- _What is required_:
Find every line with "เศษกส" in it, then report how many there are and nothing more.

- _Supplied data_:

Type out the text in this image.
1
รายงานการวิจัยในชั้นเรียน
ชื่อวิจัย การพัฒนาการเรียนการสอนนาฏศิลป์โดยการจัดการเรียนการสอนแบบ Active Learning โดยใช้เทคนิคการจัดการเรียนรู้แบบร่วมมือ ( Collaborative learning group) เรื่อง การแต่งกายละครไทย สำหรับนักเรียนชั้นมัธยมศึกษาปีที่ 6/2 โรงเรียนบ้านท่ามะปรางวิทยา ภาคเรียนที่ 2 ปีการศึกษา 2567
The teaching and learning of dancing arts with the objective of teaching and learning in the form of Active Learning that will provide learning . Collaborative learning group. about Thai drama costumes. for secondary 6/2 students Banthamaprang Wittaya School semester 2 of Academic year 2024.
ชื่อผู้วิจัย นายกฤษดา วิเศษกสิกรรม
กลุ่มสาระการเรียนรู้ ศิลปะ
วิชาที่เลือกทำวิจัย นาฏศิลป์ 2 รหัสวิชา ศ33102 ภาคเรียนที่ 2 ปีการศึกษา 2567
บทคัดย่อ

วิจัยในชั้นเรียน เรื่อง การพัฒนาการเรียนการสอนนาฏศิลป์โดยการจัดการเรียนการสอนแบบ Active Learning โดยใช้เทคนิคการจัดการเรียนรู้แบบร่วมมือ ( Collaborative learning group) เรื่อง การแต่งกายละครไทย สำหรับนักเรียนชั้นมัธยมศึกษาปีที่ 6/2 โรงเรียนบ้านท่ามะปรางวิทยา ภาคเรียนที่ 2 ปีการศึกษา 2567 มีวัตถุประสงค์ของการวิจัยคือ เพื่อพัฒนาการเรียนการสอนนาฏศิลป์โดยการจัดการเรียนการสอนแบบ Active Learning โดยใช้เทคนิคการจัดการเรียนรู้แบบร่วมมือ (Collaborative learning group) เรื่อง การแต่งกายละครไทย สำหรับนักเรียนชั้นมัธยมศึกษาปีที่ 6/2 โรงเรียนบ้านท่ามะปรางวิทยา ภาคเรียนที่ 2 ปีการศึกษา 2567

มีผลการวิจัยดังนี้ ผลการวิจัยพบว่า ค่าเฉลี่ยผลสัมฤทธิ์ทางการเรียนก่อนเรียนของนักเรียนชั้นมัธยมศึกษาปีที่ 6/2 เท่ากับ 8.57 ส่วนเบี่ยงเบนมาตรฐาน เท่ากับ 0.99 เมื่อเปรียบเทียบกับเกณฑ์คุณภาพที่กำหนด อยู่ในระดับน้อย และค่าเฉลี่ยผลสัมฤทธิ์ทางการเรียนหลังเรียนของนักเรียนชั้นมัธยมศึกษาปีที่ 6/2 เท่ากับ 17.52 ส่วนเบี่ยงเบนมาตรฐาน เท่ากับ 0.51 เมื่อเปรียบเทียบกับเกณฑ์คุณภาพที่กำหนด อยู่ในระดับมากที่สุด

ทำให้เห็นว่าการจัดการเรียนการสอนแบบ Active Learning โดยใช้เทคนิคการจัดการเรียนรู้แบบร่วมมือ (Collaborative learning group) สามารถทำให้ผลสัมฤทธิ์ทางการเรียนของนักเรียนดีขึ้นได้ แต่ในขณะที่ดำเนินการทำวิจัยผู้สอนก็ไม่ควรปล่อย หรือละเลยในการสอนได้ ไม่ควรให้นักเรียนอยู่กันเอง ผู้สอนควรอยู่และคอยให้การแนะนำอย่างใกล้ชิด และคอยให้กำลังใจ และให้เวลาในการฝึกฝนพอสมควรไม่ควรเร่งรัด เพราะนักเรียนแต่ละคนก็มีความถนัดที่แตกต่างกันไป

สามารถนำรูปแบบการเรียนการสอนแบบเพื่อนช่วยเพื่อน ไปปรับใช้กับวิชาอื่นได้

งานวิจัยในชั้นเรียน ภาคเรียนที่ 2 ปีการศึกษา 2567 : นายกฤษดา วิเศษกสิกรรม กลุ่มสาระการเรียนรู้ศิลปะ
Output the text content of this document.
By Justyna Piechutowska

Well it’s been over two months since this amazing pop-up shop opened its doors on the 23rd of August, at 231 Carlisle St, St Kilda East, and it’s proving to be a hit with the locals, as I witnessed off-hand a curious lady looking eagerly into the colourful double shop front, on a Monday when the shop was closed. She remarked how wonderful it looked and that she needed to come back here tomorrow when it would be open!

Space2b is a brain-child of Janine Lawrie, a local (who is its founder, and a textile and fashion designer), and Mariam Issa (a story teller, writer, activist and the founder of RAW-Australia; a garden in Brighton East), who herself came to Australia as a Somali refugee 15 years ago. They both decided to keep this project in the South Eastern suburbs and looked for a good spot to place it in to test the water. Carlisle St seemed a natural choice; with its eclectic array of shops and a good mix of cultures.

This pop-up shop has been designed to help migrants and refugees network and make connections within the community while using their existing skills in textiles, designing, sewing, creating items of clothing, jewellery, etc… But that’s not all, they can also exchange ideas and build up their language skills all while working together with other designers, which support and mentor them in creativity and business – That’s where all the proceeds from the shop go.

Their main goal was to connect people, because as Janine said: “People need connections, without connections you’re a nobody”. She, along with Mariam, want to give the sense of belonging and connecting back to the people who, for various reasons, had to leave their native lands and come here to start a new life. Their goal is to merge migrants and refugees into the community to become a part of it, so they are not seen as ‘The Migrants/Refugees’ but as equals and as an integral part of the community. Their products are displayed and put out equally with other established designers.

- _Finished answer_:
2